→ DO THIS
What lines of the data include the string "JSON"? Copy them all.

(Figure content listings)
<<<<

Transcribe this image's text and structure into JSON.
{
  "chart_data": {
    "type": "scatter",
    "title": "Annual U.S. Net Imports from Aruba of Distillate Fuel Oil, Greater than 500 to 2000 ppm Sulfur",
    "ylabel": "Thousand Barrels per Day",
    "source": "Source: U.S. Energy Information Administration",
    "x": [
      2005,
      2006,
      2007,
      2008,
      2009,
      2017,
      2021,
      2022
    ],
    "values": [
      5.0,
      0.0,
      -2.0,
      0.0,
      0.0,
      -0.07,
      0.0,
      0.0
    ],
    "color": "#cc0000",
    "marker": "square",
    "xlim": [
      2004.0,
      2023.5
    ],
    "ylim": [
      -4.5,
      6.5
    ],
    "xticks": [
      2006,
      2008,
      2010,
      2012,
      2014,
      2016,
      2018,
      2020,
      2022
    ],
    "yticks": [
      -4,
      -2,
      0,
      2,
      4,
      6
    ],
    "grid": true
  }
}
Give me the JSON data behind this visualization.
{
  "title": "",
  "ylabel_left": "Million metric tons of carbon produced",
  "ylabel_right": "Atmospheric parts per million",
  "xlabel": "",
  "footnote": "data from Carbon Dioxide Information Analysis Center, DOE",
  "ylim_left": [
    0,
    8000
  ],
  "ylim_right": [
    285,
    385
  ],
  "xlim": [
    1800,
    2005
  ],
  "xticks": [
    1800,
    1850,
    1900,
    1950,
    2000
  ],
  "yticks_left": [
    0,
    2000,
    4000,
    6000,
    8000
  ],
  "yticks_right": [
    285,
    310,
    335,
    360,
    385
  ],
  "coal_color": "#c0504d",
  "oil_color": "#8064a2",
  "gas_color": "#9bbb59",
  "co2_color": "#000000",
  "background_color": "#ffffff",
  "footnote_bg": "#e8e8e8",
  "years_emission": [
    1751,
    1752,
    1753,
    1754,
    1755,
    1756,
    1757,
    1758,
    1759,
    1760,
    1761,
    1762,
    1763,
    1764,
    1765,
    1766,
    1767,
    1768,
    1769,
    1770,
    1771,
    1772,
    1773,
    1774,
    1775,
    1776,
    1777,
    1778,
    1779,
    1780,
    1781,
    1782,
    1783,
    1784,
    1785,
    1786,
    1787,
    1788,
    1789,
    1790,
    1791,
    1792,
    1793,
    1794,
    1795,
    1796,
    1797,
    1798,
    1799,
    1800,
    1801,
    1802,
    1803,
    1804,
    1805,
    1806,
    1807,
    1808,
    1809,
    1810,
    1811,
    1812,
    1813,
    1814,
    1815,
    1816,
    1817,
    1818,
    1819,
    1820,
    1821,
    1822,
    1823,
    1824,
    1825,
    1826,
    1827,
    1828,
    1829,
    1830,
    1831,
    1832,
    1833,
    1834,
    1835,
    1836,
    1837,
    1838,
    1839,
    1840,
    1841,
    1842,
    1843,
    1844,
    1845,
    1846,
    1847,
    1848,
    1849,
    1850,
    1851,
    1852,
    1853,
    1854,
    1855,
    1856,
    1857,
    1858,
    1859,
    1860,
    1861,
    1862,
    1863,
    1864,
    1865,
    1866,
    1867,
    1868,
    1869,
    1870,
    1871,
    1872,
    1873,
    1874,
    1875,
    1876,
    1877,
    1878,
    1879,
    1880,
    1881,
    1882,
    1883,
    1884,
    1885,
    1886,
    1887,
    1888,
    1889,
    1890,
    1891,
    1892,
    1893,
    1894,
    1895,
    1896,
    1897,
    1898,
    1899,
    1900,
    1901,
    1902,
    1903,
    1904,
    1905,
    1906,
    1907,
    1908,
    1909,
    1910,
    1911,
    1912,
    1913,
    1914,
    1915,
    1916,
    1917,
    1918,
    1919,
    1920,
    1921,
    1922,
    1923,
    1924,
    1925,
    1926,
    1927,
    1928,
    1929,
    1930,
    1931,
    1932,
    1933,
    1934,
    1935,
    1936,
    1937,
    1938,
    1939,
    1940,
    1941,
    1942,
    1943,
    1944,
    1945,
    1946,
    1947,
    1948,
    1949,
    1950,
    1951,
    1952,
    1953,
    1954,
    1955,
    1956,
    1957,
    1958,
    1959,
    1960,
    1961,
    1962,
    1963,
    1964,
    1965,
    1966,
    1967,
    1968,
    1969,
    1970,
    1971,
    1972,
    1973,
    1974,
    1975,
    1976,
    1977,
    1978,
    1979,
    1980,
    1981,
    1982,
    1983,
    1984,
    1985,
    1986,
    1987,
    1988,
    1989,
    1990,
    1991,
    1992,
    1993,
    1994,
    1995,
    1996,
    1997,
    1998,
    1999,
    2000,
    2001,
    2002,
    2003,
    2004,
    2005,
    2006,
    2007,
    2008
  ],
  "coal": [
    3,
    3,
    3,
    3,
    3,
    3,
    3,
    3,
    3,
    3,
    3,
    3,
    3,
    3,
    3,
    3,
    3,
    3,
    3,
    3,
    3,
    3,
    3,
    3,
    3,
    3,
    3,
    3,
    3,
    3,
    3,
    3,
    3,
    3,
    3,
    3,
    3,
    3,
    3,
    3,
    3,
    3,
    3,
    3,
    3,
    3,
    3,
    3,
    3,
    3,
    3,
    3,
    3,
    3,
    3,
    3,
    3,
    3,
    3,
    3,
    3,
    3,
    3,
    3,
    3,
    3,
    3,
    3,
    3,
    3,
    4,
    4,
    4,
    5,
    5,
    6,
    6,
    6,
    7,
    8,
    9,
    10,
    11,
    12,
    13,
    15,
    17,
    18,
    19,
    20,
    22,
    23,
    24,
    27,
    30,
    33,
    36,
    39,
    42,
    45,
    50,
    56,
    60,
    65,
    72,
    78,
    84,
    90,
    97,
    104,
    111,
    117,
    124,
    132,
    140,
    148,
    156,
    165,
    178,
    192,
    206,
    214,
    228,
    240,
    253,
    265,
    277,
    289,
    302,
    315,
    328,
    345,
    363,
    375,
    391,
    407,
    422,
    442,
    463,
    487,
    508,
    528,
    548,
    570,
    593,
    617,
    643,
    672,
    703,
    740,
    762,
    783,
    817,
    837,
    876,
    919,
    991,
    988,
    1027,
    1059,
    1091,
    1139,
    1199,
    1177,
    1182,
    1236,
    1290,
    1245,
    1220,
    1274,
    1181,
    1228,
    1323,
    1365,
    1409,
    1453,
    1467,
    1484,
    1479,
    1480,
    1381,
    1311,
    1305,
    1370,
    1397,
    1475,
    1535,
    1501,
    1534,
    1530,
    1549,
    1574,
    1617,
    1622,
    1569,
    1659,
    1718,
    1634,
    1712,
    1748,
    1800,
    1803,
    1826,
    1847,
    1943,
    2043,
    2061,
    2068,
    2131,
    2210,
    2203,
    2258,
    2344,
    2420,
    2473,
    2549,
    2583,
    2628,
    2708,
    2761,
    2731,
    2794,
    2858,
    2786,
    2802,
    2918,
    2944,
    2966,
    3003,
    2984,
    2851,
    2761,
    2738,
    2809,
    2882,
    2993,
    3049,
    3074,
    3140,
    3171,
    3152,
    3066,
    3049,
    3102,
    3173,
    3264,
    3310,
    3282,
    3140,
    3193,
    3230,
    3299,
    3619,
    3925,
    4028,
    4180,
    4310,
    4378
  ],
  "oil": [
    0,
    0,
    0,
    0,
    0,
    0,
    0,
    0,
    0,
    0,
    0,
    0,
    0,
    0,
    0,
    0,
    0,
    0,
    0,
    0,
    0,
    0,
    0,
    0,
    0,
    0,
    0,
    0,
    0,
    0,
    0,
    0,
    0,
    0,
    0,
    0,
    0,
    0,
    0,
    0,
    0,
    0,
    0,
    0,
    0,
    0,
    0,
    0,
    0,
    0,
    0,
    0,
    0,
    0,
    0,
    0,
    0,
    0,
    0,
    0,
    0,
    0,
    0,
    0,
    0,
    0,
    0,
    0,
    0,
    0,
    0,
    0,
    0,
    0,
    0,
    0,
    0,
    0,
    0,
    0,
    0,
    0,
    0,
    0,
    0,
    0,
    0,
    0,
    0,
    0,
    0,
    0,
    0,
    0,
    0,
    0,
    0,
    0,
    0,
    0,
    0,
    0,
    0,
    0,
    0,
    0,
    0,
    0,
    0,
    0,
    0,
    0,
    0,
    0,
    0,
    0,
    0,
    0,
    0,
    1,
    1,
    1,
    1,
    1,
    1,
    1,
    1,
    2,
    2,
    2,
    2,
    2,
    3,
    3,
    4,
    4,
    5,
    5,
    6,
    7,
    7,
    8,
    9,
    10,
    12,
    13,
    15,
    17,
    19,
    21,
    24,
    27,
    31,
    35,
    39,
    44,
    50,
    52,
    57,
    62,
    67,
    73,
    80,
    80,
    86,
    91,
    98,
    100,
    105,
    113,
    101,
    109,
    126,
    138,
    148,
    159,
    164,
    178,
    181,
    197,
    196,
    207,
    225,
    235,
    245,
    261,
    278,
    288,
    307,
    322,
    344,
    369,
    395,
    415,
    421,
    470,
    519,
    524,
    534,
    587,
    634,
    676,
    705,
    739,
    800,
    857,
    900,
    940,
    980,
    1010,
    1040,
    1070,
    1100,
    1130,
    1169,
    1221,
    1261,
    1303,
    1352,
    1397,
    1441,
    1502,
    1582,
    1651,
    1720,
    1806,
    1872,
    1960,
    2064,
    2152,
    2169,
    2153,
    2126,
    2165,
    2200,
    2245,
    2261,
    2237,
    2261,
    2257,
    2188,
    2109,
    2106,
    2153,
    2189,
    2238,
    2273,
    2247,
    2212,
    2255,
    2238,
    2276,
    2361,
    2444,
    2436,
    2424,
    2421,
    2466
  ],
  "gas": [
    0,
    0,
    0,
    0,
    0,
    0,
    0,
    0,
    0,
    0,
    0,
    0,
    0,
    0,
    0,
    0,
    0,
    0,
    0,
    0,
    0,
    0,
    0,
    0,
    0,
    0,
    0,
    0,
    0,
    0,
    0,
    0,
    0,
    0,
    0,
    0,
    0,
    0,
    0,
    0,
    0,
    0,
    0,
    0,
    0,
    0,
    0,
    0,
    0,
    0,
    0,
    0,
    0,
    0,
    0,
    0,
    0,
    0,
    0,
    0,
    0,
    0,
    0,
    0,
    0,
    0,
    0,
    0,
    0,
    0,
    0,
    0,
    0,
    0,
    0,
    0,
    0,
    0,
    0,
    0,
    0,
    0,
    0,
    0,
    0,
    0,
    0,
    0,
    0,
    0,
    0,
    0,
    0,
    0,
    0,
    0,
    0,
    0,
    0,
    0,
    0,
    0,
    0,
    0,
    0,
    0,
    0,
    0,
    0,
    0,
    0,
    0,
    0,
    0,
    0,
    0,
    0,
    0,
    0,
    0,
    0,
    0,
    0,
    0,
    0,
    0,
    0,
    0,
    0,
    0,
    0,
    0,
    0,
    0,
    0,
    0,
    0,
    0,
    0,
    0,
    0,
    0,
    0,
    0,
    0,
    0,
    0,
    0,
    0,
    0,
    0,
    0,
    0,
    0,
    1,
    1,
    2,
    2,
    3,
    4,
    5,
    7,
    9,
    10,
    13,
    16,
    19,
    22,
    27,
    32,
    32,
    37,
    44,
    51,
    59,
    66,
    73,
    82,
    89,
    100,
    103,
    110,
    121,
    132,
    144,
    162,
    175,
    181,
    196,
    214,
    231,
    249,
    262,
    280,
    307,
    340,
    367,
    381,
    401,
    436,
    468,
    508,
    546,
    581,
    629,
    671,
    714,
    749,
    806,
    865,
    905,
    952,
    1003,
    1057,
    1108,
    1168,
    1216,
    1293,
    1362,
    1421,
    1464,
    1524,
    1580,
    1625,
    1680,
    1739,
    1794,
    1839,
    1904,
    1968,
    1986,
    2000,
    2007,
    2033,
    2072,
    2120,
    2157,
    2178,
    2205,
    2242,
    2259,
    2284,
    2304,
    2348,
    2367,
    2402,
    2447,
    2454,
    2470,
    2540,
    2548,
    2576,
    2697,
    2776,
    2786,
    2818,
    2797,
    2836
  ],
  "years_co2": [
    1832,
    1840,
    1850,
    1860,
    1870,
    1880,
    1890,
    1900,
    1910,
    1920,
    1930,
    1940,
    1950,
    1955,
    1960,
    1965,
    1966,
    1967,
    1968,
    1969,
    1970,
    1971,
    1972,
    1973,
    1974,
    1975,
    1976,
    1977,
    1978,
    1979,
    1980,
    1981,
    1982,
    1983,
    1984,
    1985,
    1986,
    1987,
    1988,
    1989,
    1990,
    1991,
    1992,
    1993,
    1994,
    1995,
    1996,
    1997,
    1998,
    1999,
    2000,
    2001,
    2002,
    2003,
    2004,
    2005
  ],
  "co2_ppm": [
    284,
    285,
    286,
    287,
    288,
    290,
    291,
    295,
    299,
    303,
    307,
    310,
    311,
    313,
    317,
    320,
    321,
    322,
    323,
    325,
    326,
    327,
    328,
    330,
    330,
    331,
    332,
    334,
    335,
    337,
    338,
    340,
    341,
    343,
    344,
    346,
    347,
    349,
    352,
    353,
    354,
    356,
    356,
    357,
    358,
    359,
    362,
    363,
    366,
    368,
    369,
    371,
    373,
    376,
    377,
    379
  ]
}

>>>>

→ COMPLETE RESPONSE
Transcribe this image's text and structure into JSON.
Give me the JSON data behind this visualization.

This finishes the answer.